Exercise instructions »
Please print every one of the records below line for line, leaving out the pictures.

Exercise input »
== == ==

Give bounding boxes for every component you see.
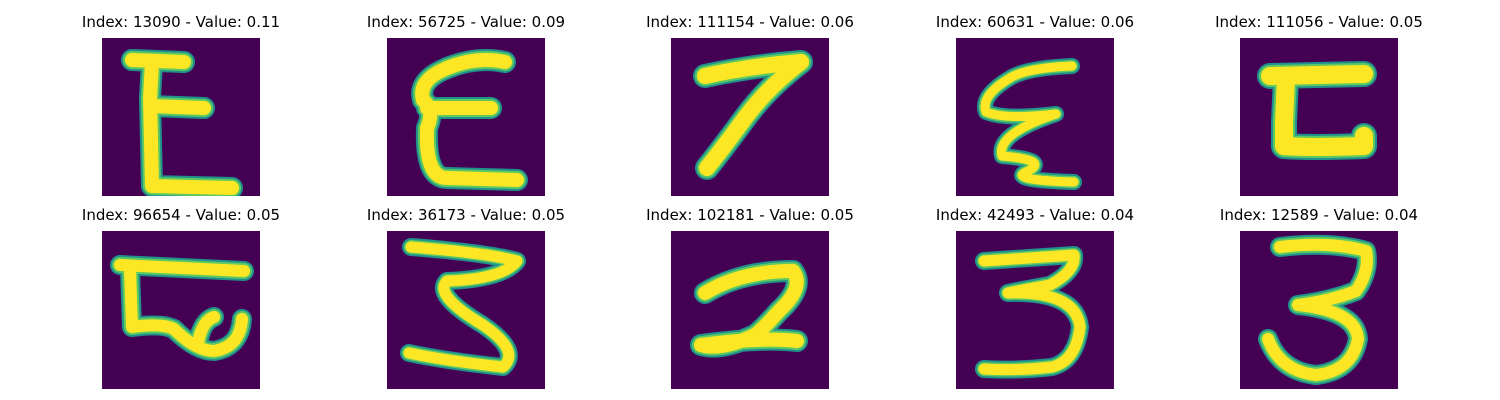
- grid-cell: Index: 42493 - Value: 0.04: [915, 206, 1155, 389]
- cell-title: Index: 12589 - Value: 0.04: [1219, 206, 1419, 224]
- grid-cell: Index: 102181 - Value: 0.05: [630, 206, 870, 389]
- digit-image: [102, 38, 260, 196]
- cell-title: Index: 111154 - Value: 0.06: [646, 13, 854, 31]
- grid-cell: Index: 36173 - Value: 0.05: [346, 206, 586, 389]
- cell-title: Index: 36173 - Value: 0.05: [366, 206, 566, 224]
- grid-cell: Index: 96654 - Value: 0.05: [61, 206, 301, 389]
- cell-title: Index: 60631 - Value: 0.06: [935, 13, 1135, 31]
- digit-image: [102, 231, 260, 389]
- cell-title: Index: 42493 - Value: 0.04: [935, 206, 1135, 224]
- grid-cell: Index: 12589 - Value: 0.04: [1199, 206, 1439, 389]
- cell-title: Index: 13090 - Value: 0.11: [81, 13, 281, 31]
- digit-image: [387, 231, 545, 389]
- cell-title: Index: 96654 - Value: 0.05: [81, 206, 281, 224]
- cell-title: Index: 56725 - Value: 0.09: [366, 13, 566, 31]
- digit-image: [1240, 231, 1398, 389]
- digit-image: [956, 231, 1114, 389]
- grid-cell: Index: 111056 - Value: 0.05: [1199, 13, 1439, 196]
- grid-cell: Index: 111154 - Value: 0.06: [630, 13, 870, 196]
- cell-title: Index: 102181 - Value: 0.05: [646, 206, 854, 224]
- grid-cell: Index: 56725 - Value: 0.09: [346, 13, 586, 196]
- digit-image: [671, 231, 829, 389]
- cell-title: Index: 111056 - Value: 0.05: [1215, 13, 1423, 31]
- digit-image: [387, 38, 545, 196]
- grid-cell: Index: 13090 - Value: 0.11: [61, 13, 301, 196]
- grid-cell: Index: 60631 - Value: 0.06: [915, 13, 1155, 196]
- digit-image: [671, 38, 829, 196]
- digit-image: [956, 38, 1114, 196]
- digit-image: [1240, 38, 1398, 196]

== == ==

Answer below »
Give bounding boxes for every component you see.
- grid-cell: Index: 42493 - Value: 0.04: [915, 206, 1155, 389]
- cell-title: Index: 12589 - Value: 0.04: [1219, 206, 1419, 224]
- grid-cell: Index: 102181 - Value: 0.05: [630, 206, 870, 389]
- digit-image: [102, 38, 260, 196]
- cell-title: Index: 111154 - Value: 0.06: [646, 13, 854, 31]
- grid-cell: Index: 36173 - Value: 0.05: [346, 206, 586, 389]
- cell-title: Index: 36173 - Value: 0.05: [366, 206, 566, 224]
- grid-cell: Index: 96654 - Value: 0.05: [61, 206, 301, 389]
- cell-title: Index: 60631 - Value: 0.06: [935, 13, 1135, 31]
- digit-image: [102, 231, 260, 389]
- cell-title: Index: 42493 - Value: 0.04: [935, 206, 1135, 224]
- grid-cell: Index: 12589 - Value: 0.04: [1199, 206, 1439, 389]
- cell-title: Index: 13090 - Value: 0.11: [81, 13, 281, 31]
- digit-image: [387, 231, 545, 389]
- cell-title: Index: 96654 - Value: 0.05: [81, 206, 281, 224]
- cell-title: Index: 56725 - Value: 0.09: [366, 13, 566, 31]
- digit-image: [1240, 231, 1398, 389]
- digit-image: [956, 231, 1114, 389]
- grid-cell: Index: 111056 - Value: 0.05: [1199, 13, 1439, 196]
- grid-cell: Index: 111154 - Value: 0.06: [630, 13, 870, 196]
- cell-title: Index: 102181 - Value: 0.05: [646, 206, 854, 224]
- grid-cell: Index: 56725 - Value: 0.09: [346, 13, 586, 196]
- digit-image: [671, 231, 829, 389]
- cell-title: Index: 111056 - Value: 0.05: [1215, 13, 1423, 31]
- digit-image: [387, 38, 545, 196]
- grid-cell: Index: 13090 - Value: 0.11: [61, 13, 301, 196]
- grid-cell: Index: 60631 - Value: 0.06: [915, 13, 1155, 196]
- digit-image: [671, 38, 829, 196]
- digit-image: [956, 38, 1114, 196]
- digit-image: [1240, 38, 1398, 196]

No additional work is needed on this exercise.